- [Quoted text]
____
[Paper] Hierarchical Dataset Selection for High-Quality Data Sharing

Published: 1 month ago (December 11, 2025 at 01:59 PM EST)

4 min read

Source: arXiv

Source: arXiv - 2512.10952v1

Overview

Modern machine learning models thrive on large, high‑quality training data, but in practice data lives in many separate repositories—think public datasets, corporate data lakes, or cross‑institutional collaborations. This paper formalizes dataset selection: choosing whole datasets (rather than individual samples) from a heterogeneous pool to maximize downstream performance while respecting budget constraints. The authors introduce DaSH (Dataset Selection via Hierarchies), a method that leverages the natural hierarchy of data sources (e.g., collections, institutions) to make smarter, faster selection decisions.

Key Contributions

Task definition: Formalizes “dataset selection” as a distinct problem from traditional sample‑level data selection, emphasizing the importance of source‑level relevance.
DaSH algorithm: Proposes a hierarchical utility model that simultaneously evaluates individual datasets and their parent groups, enabling efficient generalization from a few observations.
____
- [Data to use]
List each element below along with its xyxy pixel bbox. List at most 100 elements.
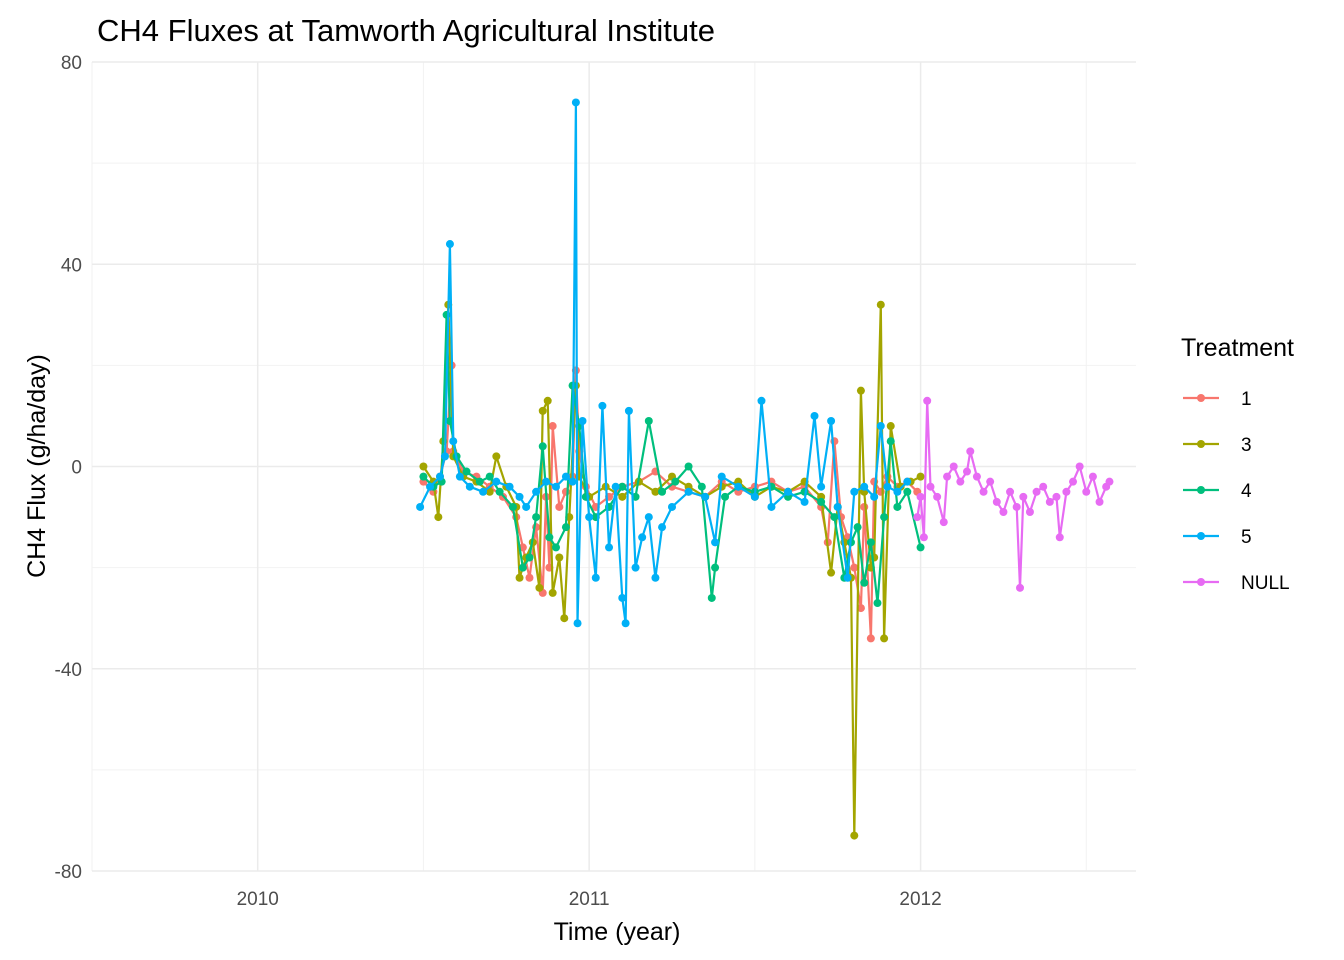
____
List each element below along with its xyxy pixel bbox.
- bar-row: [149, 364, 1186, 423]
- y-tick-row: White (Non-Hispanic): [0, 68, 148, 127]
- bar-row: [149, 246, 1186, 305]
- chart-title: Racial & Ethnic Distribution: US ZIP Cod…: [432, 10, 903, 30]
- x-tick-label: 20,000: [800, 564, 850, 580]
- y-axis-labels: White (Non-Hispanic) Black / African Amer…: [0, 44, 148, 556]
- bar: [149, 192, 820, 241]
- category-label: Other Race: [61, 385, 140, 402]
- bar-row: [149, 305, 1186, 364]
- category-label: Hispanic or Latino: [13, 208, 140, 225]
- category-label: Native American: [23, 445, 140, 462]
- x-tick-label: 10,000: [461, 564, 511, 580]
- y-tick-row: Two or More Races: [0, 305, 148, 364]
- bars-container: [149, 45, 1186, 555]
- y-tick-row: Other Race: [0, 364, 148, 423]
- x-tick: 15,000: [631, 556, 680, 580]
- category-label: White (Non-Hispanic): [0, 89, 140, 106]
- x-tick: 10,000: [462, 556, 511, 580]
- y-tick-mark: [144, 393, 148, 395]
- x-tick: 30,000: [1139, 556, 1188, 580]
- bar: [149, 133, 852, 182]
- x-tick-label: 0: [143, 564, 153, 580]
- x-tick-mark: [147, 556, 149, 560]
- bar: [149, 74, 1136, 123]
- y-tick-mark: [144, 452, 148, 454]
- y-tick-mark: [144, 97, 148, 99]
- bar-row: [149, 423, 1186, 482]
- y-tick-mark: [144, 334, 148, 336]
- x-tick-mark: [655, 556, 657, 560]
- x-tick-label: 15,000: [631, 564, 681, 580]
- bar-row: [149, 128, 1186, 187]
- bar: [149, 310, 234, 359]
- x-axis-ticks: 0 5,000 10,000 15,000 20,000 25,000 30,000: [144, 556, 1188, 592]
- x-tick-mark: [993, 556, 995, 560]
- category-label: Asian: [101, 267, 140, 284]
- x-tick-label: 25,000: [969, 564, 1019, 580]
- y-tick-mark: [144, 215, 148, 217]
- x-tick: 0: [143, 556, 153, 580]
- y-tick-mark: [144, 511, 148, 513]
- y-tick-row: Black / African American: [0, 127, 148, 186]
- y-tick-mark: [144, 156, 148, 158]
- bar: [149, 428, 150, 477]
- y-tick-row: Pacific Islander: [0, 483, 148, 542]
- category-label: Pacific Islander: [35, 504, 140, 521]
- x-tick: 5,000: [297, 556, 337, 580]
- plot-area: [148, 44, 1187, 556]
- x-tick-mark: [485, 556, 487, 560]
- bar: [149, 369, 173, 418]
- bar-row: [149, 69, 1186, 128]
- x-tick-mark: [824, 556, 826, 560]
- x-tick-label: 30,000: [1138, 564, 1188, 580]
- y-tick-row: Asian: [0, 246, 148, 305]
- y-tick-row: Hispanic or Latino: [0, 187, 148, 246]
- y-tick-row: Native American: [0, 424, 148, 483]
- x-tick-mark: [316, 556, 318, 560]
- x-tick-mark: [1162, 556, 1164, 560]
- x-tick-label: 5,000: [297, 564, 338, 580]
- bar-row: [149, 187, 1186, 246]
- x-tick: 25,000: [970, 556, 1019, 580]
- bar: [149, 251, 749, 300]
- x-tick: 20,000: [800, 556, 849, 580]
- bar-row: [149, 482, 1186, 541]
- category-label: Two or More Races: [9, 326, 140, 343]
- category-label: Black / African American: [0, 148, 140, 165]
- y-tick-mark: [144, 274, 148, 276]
____
- [Requirement 1] According to the paper summary, what does the name DaSH stand for?
- [Requirement 2] Return every line of the entries that contains the string "element".
The paper summary and the entries are separate material and should be treated independently.

- [Written response 1] DaSH stands for Dataset Selection via Hierarchies.

- [Written response 2]
List each element below along with its xyxy pixel bbox. List at most 100 elements.
List each element below along with its xyxy pixel bbox.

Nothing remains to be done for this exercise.